## TASK BRIEF
State how many lines in the records hold the word "icon", giving the number and no other text.

## DATA PROVIDED
------------------------------------------------------------

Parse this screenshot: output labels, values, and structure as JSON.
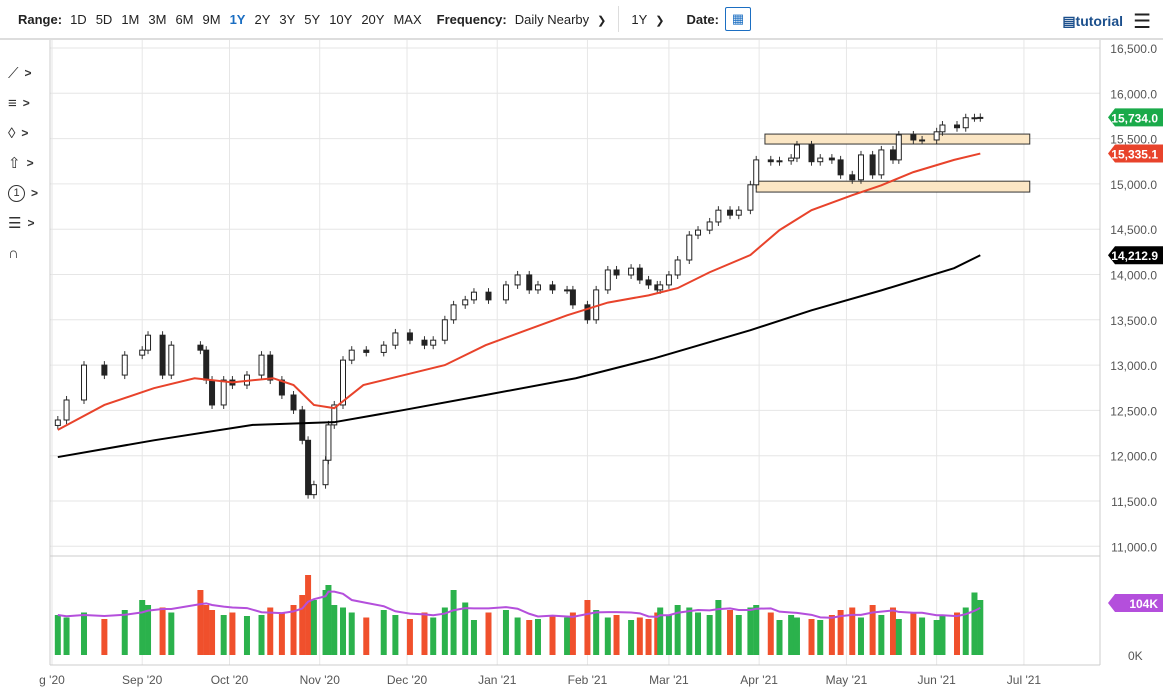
{
  "toolbar": {
    "range_label": "Range:",
    "ranges": [
      "1D",
      "5D",
      "1M",
      "3M",
      "6M",
      "9M",
      "1Y",
      "2Y",
      "3Y",
      "5Y",
      "10Y",
      "20Y",
      "MAX"
    ],
    "active_range": "1Y",
    "frequency_label": "Frequency:",
    "frequency_value": "Daily Nearby",
    "period_value": "1Y",
    "date_label": "Date:",
    "tutorial_label": "tutorial"
  },
  "sidebar": {
    "tools": [
      "line-tool-icon",
      "list-tool-icon",
      "shape-tool-icon",
      "arrow-tool-icon",
      "number-tool-icon",
      "settings-tool-icon",
      "magnet-icon"
    ],
    "number_glyph": "1"
  },
  "colors": {
    "up": "#2bb24c",
    "down": "#f0502c",
    "ma50": "#e8432b",
    "ma200": "#000000",
    "volume_ma": "#b44fdc",
    "last_price": "#1aaa4a",
    "zone_fill": "#fbe6c4"
  },
  "chart_data": {
    "type": "candlestick",
    "x_ticks": [
      {
        "date": "2020-08-01",
        "label": "g '20"
      },
      {
        "date": "2020-09-01",
        "label": "Sep '20"
      },
      {
        "date": "2020-10-01",
        "label": "Oct '20"
      },
      {
        "date": "2020-11-01",
        "label": "Nov '20"
      },
      {
        "date": "2020-12-01",
        "label": "Dec '20"
      },
      {
        "date": "2021-01-01",
        "label": "Jan '21"
      },
      {
        "date": "2021-02-01",
        "label": "Feb '21"
      },
      {
        "date": "2021-03-01",
        "label": "Mar '21"
      },
      {
        "date": "2021-04-01",
        "label": "Apr '21"
      },
      {
        "date": "2021-05-01",
        "label": "May '21"
      },
      {
        "date": "2021-06-01",
        "label": "Jun '21"
      },
      {
        "date": "2021-07-01",
        "label": "Jul '21"
      }
    ],
    "y_ticks": [
      "16,500.0",
      "16,000.0",
      "15,500.0",
      "15,000.0",
      "14,500.0",
      "14,000.0",
      "13,500.0",
      "13,000.0",
      "12,500.0",
      "12,000.0",
      "11,500.0",
      "11,000.0"
    ],
    "y_tick_values": [
      16500,
      16000,
      15500,
      15000,
      14500,
      14000,
      13500,
      13000,
      12500,
      12000,
      11500,
      11000
    ],
    "ylim": [
      10900,
      16550
    ],
    "closes": [
      [
        "2020-08-03",
        12394
      ],
      [
        "2020-08-06",
        12615
      ],
      [
        "2020-08-12",
        13000
      ],
      [
        "2020-08-19",
        12890
      ],
      [
        "2020-08-26",
        13110
      ],
      [
        "2020-09-01",
        13165
      ],
      [
        "2020-09-03",
        13330
      ],
      [
        "2020-09-08",
        12890
      ],
      [
        "2020-09-11",
        13220
      ],
      [
        "2020-09-21",
        13165
      ],
      [
        "2020-09-23",
        12835
      ],
      [
        "2020-09-25",
        12560
      ],
      [
        "2020-09-29",
        12835
      ],
      [
        "2020-10-02",
        12780
      ],
      [
        "2020-10-07",
        12890
      ],
      [
        "2020-10-12",
        13110
      ],
      [
        "2020-10-15",
        12835
      ],
      [
        "2020-10-19",
        12670
      ],
      [
        "2020-10-23",
        12505
      ],
      [
        "2020-10-26",
        12170
      ],
      [
        "2020-10-28",
        11570
      ],
      [
        "2020-10-30",
        11680
      ],
      [
        "2020-11-03",
        11950
      ],
      [
        "2020-11-04",
        12340
      ],
      [
        "2020-11-06",
        12560
      ],
      [
        "2020-11-09",
        13055
      ],
      [
        "2020-11-12",
        13165
      ],
      [
        "2020-11-17",
        13140
      ],
      [
        "2020-11-23",
        13220
      ],
      [
        "2020-11-27",
        13355
      ],
      [
        "2020-12-02",
        13275
      ],
      [
        "2020-12-07",
        13220
      ],
      [
        "2020-12-10",
        13275
      ],
      [
        "2020-12-14",
        13500
      ],
      [
        "2020-12-17",
        13665
      ],
      [
        "2020-12-21",
        13720
      ],
      [
        "2020-12-24",
        13805
      ],
      [
        "2020-12-29",
        13720
      ],
      [
        "2021-01-04",
        13885
      ],
      [
        "2021-01-08",
        13995
      ],
      [
        "2021-01-12",
        13830
      ],
      [
        "2021-01-15",
        13885
      ],
      [
        "2021-01-20",
        13830
      ],
      [
        "2021-01-25",
        13830
      ],
      [
        "2021-01-27",
        13665
      ],
      [
        "2021-02-01",
        13500
      ],
      [
        "2021-02-04",
        13830
      ],
      [
        "2021-02-08",
        14050
      ],
      [
        "2021-02-11",
        13995
      ],
      [
        "2021-02-16",
        14070
      ],
      [
        "2021-02-19",
        13940
      ],
      [
        "2021-02-22",
        13885
      ],
      [
        "2021-02-25",
        13830
      ],
      [
        "2021-02-26",
        13885
      ],
      [
        "2021-03-01",
        13995
      ],
      [
        "2021-03-04",
        14160
      ],
      [
        "2021-03-08",
        14435
      ],
      [
        "2021-03-11",
        14490
      ],
      [
        "2021-03-15",
        14580
      ],
      [
        "2021-03-18",
        14710
      ],
      [
        "2021-03-22",
        14655
      ],
      [
        "2021-03-25",
        14710
      ],
      [
        "2021-03-29",
        14990
      ],
      [
        "2021-03-31",
        15265
      ],
      [
        "2021-04-05",
        15245
      ],
      [
        "2021-04-08",
        15255
      ],
      [
        "2021-04-12",
        15285
      ],
      [
        "2021-04-14",
        15430
      ],
      [
        "2021-04-19",
        15245
      ],
      [
        "2021-04-22",
        15285
      ],
      [
        "2021-04-26",
        15265
      ],
      [
        "2021-04-29",
        15100
      ],
      [
        "2021-05-03",
        15045
      ],
      [
        "2021-05-06",
        15320
      ],
      [
        "2021-05-10",
        15100
      ],
      [
        "2021-05-13",
        15375
      ],
      [
        "2021-05-17",
        15265
      ],
      [
        "2021-05-19",
        15540
      ],
      [
        "2021-05-24",
        15485
      ],
      [
        "2021-05-27",
        15485
      ],
      [
        "2021-06-01",
        15575
      ],
      [
        "2021-06-03",
        15650
      ],
      [
        "2021-06-08",
        15620
      ],
      [
        "2021-06-11",
        15730
      ],
      [
        "2021-06-14",
        15730
      ],
      [
        "2021-06-16",
        15734
      ]
    ],
    "volume": [
      80,
      75,
      85,
      72,
      90,
      110,
      100,
      95,
      85,
      130,
      100,
      90,
      80,
      85,
      78,
      80,
      95,
      85,
      100,
      120,
      160,
      110,
      130,
      140,
      100,
      95,
      85,
      75,
      90,
      80,
      72,
      85,
      75,
      95,
      130,
      105,
      70,
      85,
      90,
      75,
      70,
      72,
      80,
      75,
      85,
      110,
      90,
      75,
      80,
      70,
      75,
      72,
      85,
      95,
      80,
      100,
      95,
      85,
      80,
      110,
      90,
      80,
      95,
      100,
      85,
      70,
      80,
      75,
      72,
      70,
      80,
      90,
      95,
      75,
      100,
      80,
      95,
      72,
      85,
      75,
      70,
      80,
      85,
      95,
      125,
      110
    ],
    "series": [
      {
        "name": "ma50",
        "label": "15,335.1",
        "points": [
          [
            "2020-08-03",
            12285
          ],
          [
            "2020-08-19",
            12560
          ],
          [
            "2020-09-05",
            12745
          ],
          [
            "2020-09-19",
            12855
          ],
          [
            "2020-10-02",
            12810
          ],
          [
            "2020-10-16",
            12855
          ],
          [
            "2020-10-23",
            12780
          ],
          [
            "2020-10-30",
            12560
          ],
          [
            "2020-11-06",
            12525
          ],
          [
            "2020-11-16",
            12780
          ],
          [
            "2020-11-30",
            12890
          ],
          [
            "2020-12-14",
            13000
          ],
          [
            "2020-12-28",
            13220
          ],
          [
            "2021-01-11",
            13385
          ],
          [
            "2021-01-25",
            13550
          ],
          [
            "2021-02-08",
            13690
          ],
          [
            "2021-02-22",
            13770
          ],
          [
            "2021-03-04",
            13850
          ],
          [
            "2021-03-15",
            14025
          ],
          [
            "2021-03-29",
            14215
          ],
          [
            "2021-04-08",
            14490
          ],
          [
            "2021-04-19",
            14710
          ],
          [
            "2021-05-03",
            14875
          ],
          [
            "2021-05-13",
            14985
          ],
          [
            "2021-05-24",
            15130
          ],
          [
            "2021-06-07",
            15265
          ],
          [
            "2021-06-16",
            15335
          ]
        ]
      },
      {
        "name": "ma200",
        "label": "14,212.9",
        "points": [
          [
            "2020-08-03",
            11985
          ],
          [
            "2020-09-05",
            12170
          ],
          [
            "2020-10-09",
            12340
          ],
          [
            "2020-11-06",
            12370
          ],
          [
            "2020-11-30",
            12505
          ],
          [
            "2020-12-28",
            12670
          ],
          [
            "2021-01-28",
            12855
          ],
          [
            "2021-02-24",
            13075
          ],
          [
            "2021-03-29",
            13385
          ],
          [
            "2021-04-19",
            13605
          ],
          [
            "2021-05-13",
            13825
          ],
          [
            "2021-06-07",
            14070
          ],
          [
            "2021-06-16",
            14212.9
          ]
        ]
      }
    ],
    "last_price_label": "15,734.0",
    "zones": [
      {
        "from": "2021-04-03",
        "to": "2021-07-03",
        "low": 15440,
        "high": 15550
      },
      {
        "from": "2021-03-31",
        "to": "2021-07-03",
        "low": 14910,
        "high": 15030
      }
    ],
    "volume_label": "104K",
    "volume_zero_label": "0K",
    "volume_unit": "K"
  }
}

------------------------------------------------------------

## SOLUTION TO THIS PROBLEM
7